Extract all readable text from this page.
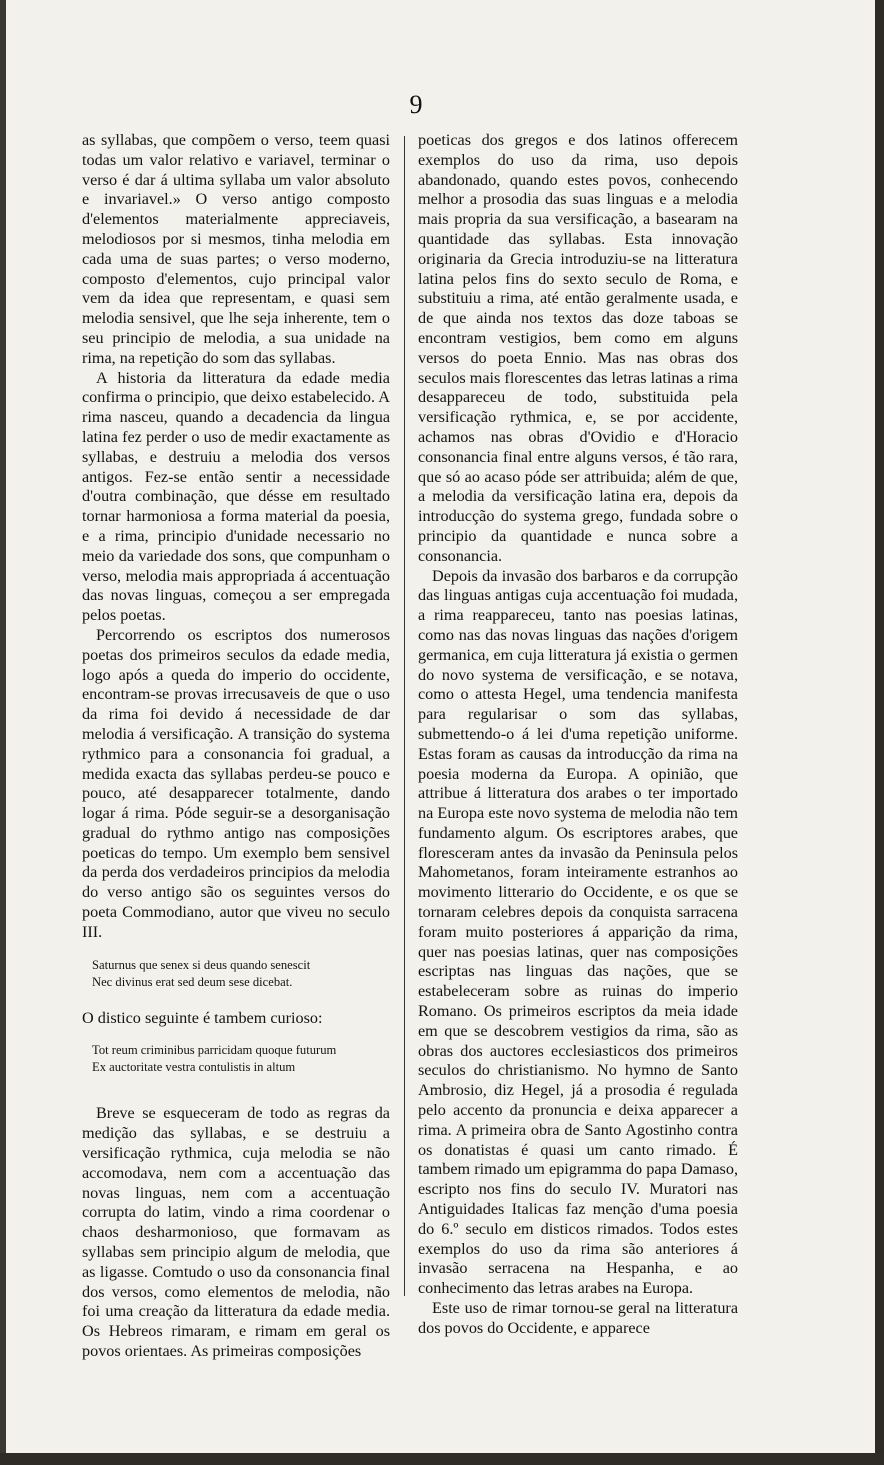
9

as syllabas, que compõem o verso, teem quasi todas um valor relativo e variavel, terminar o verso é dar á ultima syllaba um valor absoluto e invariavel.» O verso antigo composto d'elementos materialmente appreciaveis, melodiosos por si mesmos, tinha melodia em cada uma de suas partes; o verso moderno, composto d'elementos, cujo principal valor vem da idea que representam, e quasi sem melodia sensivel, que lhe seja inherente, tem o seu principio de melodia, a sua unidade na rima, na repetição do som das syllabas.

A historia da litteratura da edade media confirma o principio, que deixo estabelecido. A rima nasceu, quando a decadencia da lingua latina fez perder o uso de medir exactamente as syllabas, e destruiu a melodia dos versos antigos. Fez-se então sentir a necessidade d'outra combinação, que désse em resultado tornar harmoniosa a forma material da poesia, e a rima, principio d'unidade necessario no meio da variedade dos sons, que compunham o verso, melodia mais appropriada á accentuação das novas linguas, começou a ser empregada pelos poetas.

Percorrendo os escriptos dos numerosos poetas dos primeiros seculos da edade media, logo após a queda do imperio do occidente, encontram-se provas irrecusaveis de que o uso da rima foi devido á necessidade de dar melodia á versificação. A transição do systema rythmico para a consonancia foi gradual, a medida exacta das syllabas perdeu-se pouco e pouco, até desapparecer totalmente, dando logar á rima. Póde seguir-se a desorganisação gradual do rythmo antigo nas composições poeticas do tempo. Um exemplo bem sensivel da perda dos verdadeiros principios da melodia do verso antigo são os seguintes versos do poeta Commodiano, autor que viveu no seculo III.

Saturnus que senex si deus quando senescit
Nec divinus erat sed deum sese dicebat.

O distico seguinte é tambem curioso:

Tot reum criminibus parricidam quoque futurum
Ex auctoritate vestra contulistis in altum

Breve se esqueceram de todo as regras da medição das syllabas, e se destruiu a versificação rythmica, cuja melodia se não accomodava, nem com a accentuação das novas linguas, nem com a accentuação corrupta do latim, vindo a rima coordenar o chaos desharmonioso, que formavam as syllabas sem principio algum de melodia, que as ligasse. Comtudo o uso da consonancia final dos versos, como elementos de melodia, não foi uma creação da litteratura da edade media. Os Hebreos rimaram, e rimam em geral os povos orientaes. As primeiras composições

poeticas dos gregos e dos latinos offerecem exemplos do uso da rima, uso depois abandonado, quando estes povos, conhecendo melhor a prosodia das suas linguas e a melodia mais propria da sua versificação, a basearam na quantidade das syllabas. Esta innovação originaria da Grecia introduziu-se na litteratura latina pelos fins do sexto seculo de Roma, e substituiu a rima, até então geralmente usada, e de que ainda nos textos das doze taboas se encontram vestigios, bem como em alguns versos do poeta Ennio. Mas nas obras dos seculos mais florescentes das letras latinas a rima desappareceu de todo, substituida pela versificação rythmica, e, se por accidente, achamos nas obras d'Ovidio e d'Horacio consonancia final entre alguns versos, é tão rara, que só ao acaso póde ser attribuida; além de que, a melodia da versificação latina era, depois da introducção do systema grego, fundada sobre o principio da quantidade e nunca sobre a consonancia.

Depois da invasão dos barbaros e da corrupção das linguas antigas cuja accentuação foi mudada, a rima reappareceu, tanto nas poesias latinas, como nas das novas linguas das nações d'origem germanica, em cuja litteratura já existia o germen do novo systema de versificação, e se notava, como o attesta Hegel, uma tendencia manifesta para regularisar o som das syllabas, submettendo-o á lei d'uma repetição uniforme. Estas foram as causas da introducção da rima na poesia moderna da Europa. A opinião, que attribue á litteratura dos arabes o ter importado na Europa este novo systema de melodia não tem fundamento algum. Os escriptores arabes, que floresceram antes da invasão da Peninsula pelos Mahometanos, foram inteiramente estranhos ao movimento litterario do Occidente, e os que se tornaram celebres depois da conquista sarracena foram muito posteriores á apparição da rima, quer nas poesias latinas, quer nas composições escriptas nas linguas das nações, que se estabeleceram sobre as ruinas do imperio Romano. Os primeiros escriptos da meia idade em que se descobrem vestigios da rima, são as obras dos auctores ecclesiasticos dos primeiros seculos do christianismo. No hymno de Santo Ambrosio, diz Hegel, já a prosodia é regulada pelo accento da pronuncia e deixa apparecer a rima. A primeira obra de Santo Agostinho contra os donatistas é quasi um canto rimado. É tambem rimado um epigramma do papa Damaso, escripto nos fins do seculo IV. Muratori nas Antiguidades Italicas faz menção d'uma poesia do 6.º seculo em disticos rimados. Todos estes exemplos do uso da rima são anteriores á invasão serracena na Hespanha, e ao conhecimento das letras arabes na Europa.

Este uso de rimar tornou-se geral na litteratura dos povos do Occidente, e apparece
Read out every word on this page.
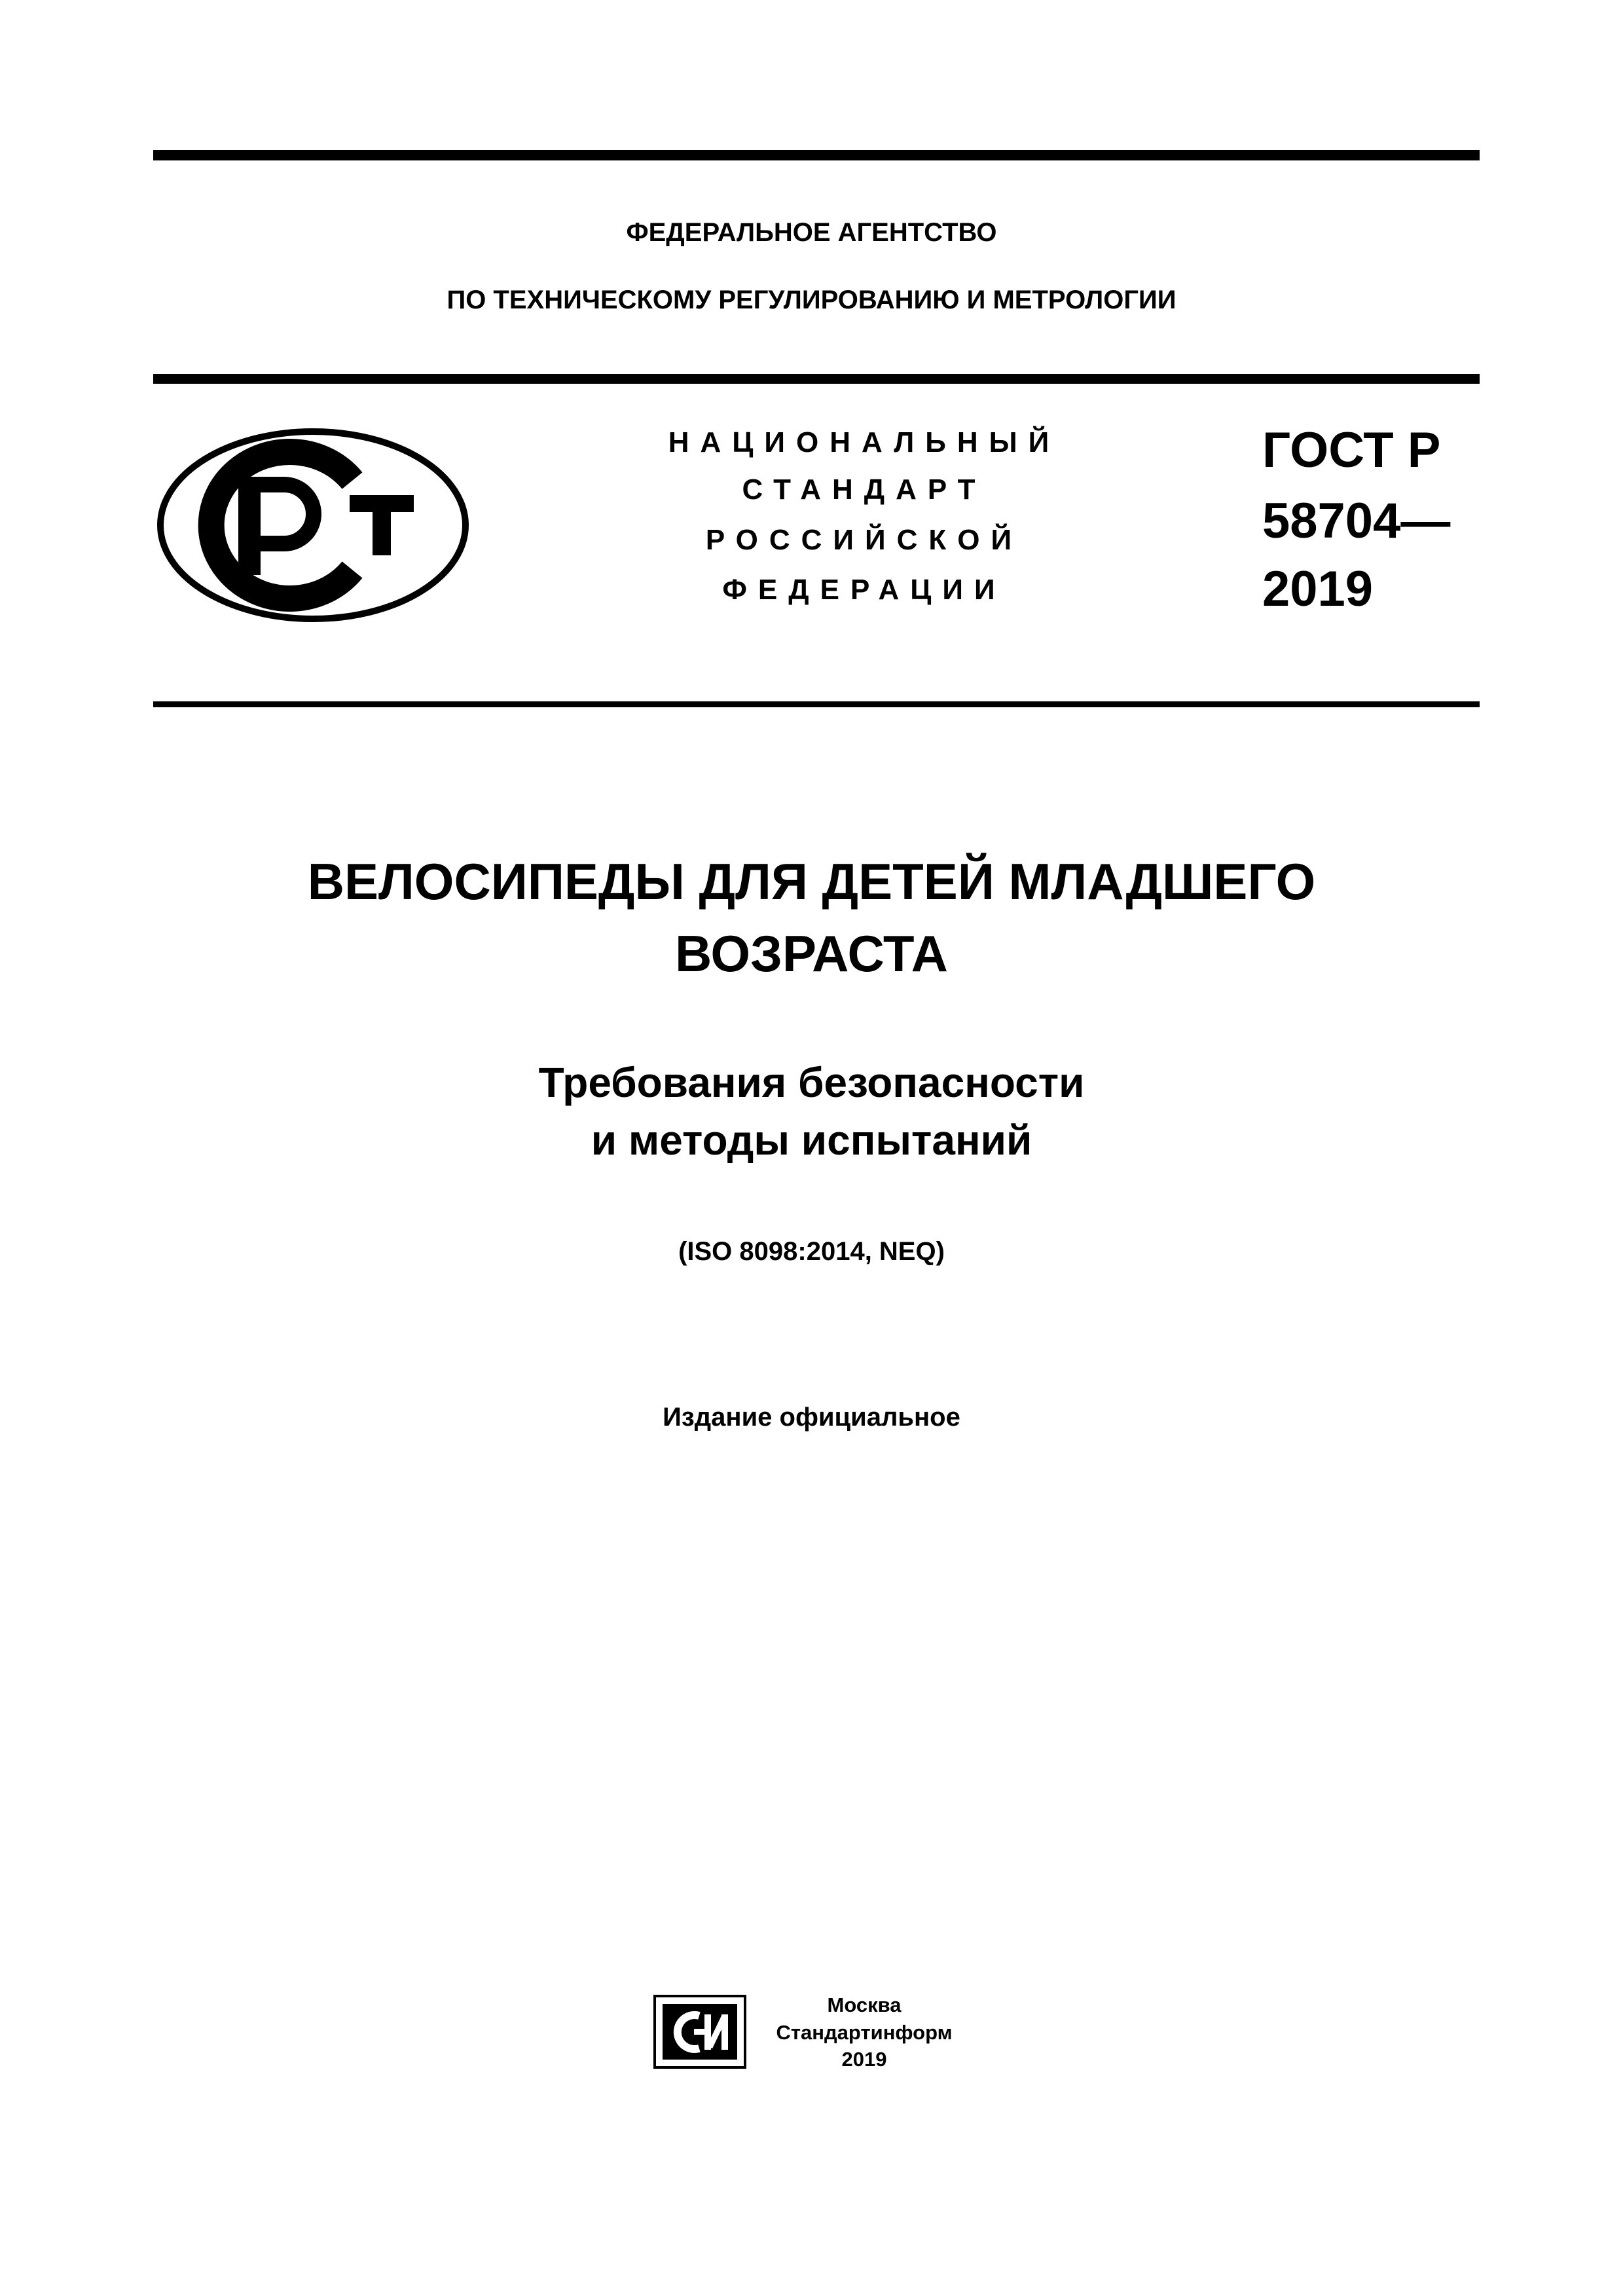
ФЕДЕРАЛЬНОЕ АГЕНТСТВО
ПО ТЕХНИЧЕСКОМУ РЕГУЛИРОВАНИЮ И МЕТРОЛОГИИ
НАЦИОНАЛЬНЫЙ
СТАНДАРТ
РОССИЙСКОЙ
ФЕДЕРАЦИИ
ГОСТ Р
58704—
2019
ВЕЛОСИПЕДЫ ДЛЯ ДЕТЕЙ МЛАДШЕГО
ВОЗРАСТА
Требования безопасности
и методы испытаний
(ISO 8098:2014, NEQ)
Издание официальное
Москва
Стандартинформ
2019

__GIVEN INSTRUCTION__: What comes back should match the records exactly, minus any pictures.

__FULL ANSWER__:
Extract all readable text from this page.
9

as syllabas, que compõem o verso, teem quasi todas um valor relativo e variavel, terminar o verso é dar á ultima syllaba um valor absoluto e invariavel.» O verso antigo composto d'elementos materialmente appreciaveis, melodiosos por si mesmos, tinha melodia em cada uma de suas partes; o verso moderno, composto d'elementos, cujo principal valor vem da idea que representam, e quasi sem melodia sensivel, que lhe seja inherente, tem o seu principio de melodia, a sua unidade na rima, na repetição do som das syllabas.

A historia da litteratura da edade media confirma o principio, que deixo estabelecido. A rima nasceu, quando a decadencia da lingua latina fez perder o uso de medir exactamente as syllabas, e destruiu a melodia dos versos antigos. Fez-se então sentir a necessidade d'outra combinação, que désse em resultado tornar harmoniosa a forma material da poesia, e a rima, principio d'unidade necessario no meio da variedade dos sons, que compunham o verso, melodia mais appropriada á accentuação das novas linguas, começou a ser empregada pelos poetas.

Percorrendo os escriptos dos numerosos poetas dos primeiros seculos da edade media, logo após a queda do imperio do occidente, encontram-se provas irrecusaveis de que o uso da rima foi devido á necessidade de dar melodia á versificação. A transição do systema rythmico para a consonancia foi gradual, a medida exacta das syllabas perdeu-se pouco e pouco, até desapparecer totalmente, dando logar á rima. Póde seguir-se a desorganisação gradual do rythmo antigo nas composições poeticas do tempo. Um exemplo bem sensivel da perda dos verdadeiros principios da melodia do verso antigo são os seguintes versos do poeta Commodiano, autor que viveu no seculo III.

Saturnus que senex si deus quando senescit
Nec divinus erat sed deum sese dicebat.

O distico seguinte é tambem curioso:

Tot reum criminibus parricidam quoque futurum
Ex auctoritate vestra contulistis in altum

Breve se esqueceram de todo as regras da medição das syllabas, e se destruiu a versificação rythmica, cuja melodia se não accomodava, nem com a accentuação das novas linguas, nem com a accentuação corrupta do latim, vindo a rima coordenar o chaos desharmonioso, que formavam as syllabas sem principio algum de melodia, que as ligasse. Comtudo o uso da consonancia final dos versos, como elementos de melodia, não foi uma creação da litteratura da edade media. Os Hebreos rimaram, e rimam em geral os povos orientaes. As primeiras composições

poeticas dos gregos e dos latinos offerecem exemplos do uso da rima, uso depois abandonado, quando estes povos, conhecendo melhor a prosodia das suas linguas e a melodia mais propria da sua versificação, a basearam na quantidade das syllabas. Esta innovação originaria da Grecia introduziu-se na litteratura latina pelos fins do sexto seculo de Roma, e substituiu a rima, até então geralmente usada, e de que ainda nos textos das doze taboas se encontram vestigios, bem como em alguns versos do poeta Ennio. Mas nas obras dos seculos mais florescentes das letras latinas a rima desappareceu de todo, substituida pela versificação rythmica, e, se por accidente, achamos nas obras d'Ovidio e d'Horacio consonancia final entre alguns versos, é tão rara, que só ao acaso póde ser attribuida; além de que, a melodia da versificação latina era, depois da introducção do systema grego, fundada sobre o principio da quantidade e nunca sobre a consonancia.

Depois da invasão dos barbaros e da corrupção das linguas antigas cuja accentuação foi mudada, a rima reappareceu, tanto nas poesias latinas, como nas das novas linguas das nações d'origem germanica, em cuja litteratura já existia o germen do novo systema de versificação, e se notava, como o attesta Hegel, uma tendencia manifesta para regularisar o som das syllabas, submettendo-o á lei d'uma repetição uniforme. Estas foram as causas da introducção da rima na poesia moderna da Europa. A opinião, que attribue á litteratura dos arabes o ter importado na Europa este novo systema de melodia não tem fundamento algum. Os escriptores arabes, que floresceram antes da invasão da Peninsula pelos Mahometanos, foram inteiramente estranhos ao movimento litterario do Occidente, e os que se tornaram celebres depois da conquista sarracena foram muito posteriores á apparição da rima, quer nas poesias latinas, quer nas composições escriptas nas linguas das nações, que se estabeleceram sobre as ruinas do imperio Romano. Os primeiros escriptos da meia idade em que se descobrem vestigios da rima, são as obras dos auctores ecclesiasticos dos primeiros seculos do christianismo. No hymno de Santo Ambrosio, diz Hegel, já a prosodia é regulada pelo accento da pronuncia e deixa apparecer a rima. A primeira obra de Santo Agostinho contra os donatistas é quasi um canto rimado. É tambem rimado um epigramma do papa Damaso, escripto nos fins do seculo IV. Muratori nas Antiguidades Italicas faz menção d'uma poesia do 6.º seculo em disticos rimados. Todos estes exemplos do uso da rima são anteriores á invasão serracena na Hespanha, e ao conhecimento das letras arabes na Europa.

Este uso de rimar tornou-se geral na litteratura dos povos do Occidente, e apparece
Read out every word on this page.
ФЕДЕРАЛЬНОЕ АГЕНТСТВО
ПО ТЕХНИЧЕСКОМУ РЕГУЛИРОВАНИЮ И МЕТРОЛОГИИ
НАЦИОНАЛЬНЫЙ
СТАНДАРТ
РОССИЙСКОЙ
ФЕДЕРАЦИИ
ГОСТ Р
58704—
2019
ВЕЛОСИПЕДЫ ДЛЯ ДЕТЕЙ МЛАДШЕГО
ВОЗРАСТА
Требования безопасности
и методы испытаний
(ISO 8098:2014, NEQ)
Издание официальное
Москва
Стандартинформ
2019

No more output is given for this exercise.